# TASK
Without omitting anything, return the records precisely as given.

# SUPPLIED MATERIAL
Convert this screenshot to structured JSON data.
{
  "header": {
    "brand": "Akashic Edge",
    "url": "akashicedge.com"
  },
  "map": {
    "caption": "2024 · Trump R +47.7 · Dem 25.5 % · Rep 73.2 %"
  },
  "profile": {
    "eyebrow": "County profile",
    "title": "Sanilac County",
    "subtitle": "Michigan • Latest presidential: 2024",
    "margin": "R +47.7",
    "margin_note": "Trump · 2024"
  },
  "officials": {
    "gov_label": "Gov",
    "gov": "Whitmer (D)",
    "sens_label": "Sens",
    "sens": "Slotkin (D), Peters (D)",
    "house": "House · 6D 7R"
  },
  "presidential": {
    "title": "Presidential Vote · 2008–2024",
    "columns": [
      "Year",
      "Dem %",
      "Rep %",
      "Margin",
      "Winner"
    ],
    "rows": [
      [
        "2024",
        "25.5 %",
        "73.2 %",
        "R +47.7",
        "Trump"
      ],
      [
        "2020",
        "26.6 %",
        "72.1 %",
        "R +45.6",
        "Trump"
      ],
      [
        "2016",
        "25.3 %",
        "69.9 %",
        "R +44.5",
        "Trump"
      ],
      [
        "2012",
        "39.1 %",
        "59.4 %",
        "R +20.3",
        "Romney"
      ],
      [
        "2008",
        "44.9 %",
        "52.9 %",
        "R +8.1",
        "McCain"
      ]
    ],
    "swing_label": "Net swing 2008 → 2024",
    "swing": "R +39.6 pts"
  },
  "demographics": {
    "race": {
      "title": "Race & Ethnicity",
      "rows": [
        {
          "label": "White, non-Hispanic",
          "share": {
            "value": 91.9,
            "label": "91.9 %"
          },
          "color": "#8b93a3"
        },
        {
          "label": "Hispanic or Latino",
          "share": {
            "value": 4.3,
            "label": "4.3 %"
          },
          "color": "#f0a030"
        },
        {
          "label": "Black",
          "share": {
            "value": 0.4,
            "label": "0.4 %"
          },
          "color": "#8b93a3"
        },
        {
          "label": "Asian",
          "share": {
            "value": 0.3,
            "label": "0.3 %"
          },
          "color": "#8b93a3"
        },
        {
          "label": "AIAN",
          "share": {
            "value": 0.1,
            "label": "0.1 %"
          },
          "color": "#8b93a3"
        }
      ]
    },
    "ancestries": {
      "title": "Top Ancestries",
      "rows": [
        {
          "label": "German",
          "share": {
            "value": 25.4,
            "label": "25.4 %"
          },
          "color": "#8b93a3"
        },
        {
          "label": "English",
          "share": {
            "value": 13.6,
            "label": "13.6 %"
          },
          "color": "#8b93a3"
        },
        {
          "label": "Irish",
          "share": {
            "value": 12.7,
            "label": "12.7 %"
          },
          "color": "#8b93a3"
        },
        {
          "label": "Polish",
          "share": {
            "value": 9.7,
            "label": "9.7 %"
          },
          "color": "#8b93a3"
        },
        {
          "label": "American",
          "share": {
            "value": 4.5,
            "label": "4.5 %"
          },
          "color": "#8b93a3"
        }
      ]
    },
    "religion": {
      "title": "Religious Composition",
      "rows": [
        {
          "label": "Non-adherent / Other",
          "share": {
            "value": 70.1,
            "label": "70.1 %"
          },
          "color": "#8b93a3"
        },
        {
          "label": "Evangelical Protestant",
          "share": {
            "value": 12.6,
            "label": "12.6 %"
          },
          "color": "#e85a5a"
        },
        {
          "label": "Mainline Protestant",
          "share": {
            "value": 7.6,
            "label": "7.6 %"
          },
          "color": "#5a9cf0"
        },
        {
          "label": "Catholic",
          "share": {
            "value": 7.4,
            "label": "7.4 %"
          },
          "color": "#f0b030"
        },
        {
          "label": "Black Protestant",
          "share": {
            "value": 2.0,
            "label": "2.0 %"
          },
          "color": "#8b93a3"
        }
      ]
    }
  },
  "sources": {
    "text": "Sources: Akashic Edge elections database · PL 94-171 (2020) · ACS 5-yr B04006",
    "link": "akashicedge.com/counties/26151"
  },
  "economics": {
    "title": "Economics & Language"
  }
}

# ANSWER TO THIS TASK
Convert this screenshot to structured JSON data.
{
  "header": {
    "brand": "Akashic Edge",
    "url": "akashicedge.com"
  },
  "map": {
    "caption": "2024 · Trump R +47.7 · Dem 25.5 % · Rep 73.2 %"
  },
  "profile": {
    "eyebrow": "County profile",
    "title": "Sanilac County",
    "subtitle": "Michigan • Latest presidential: 2024",
    "margin": "R +47.7",
    "margin_note": "Trump · 2024"
  },
  "officials": {
    "gov_label": "Gov",
    "gov": "Whitmer (D)",
    "sens_label": "Sens",
    "sens": "Slotkin (D), Peters (D)",
    "house": "House · 6D 7R"
  },
  "presidential": {
    "title": "Presidential Vote · 2008–2024",
    "columns": [
      "Year",
      "Dem %",
      "Rep %",
      "Margin",
      "Winner"
    ],
    "rows": [
      [
        "2024",
        "25.5 %",
        "73.2 %",
        "R +47.7",
        "Trump"
      ],
      [
        "2020",
        "26.6 %",
        "72.1 %",
        "R +45.6",
        "Trump"
      ],
      [
        "2016",
        "25.3 %",
        "69.9 %",
        "R +44.5",
        "Trump"
      ],
      [
        "2012",
        "39.1 %",
        "59.4 %",
        "R +20.3",
        "Romney"
      ],
      [
        "2008",
        "44.9 %",
        "52.9 %",
        "R +8.1",
        "McCain"
      ]
    ],
    "swing_label": "Net swing 2008 → 2024",
    "swing": "R +39.6 pts"
  },
  "demographics": {
    "race": {
      "title": "Race & Ethnicity",
      "rows": [
        {
          "label": "White, non-Hispanic",
          "share": {
            "value": 91.9,
            "label": "91.9 %"
          },
          "color": "#8b93a3"
        },
        {
          "label": "Hispanic or Latino",
          "share": {
            "value": 4.3,
            "label": "4.3 %"
          },
          "color": "#f0a030"
        },
        {
          "label": "Black",
          "share": {
            "value": 0.4,
            "label": "0.4 %"
          },
          "color": "#8b93a3"
        },
        {
          "label": "Asian",
          "share": {
            "value": 0.3,
            "label": "0.3 %"
          },
          "color": "#8b93a3"
        },
        {
          "label": "AIAN",
          "share": {
            "value": 0.1,
            "label": "0.1 %"
          },
          "color": "#8b93a3"
        }
      ]
    },
    "ancestries": {
      "title": "Top Ancestries",
      "rows": [
        {
          "label": "German",
          "share": {
            "value": 25.4,
            "label": "25.4 %"
          },
          "color": "#8b93a3"
        },
        {
          "label": "English",
          "share": {
            "value": 13.6,
            "label": "13.6 %"
          },
          "color": "#8b93a3"
        },
        {
          "label": "Irish",
          "share": {
            "value": 12.7,
            "label": "12.7 %"
          },
          "color": "#8b93a3"
        },
        {
          "label": "Polish",
          "share": {
            "value": 9.7,
            "label": "9.7 %"
          },
          "color": "#8b93a3"
        },
        {
          "label": "American",
          "share": {
            "value": 4.5,
            "label": "4.5 %"
          },
          "color": "#8b93a3"
        }
      ]
    },
    "religion": {
      "title": "Religious Composition",
      "rows": [
        {
          "label": "Non-adherent / Other",
          "share": {
            "value": 70.1,
            "label": "70.1 %"
          },
          "color": "#8b93a3"
        },
        {
          "label": "Evangelical Protestant",
          "share": {
            "value": 12.6,
            "label": "12.6 %"
          },
          "color": "#e85a5a"
        },
        {
          "label": "Mainline Protestant",
          "share": {
            "value": 7.6,
            "label": "7.6 %"
          },
          "color": "#5a9cf0"
        },
        {
          "label": "Catholic",
          "share": {
            "value": 7.4,
            "label": "7.4 %"
          },
          "color": "#f0b030"
        },
        {
          "label": "Black Protestant",
          "share": {
            "value": 2.0,
            "label": "2.0 %"
          },
          "color": "#8b93a3"
        }
      ]
    }
  },
  "sources": {
    "text": "Sources: Akashic Edge elections database · PL 94-171 (2020) · ACS 5-yr B04006",
    "link": "akashicedge.com/counties/26151"
  },
  "economics": {
    "title": "Economics & Language"
  }
}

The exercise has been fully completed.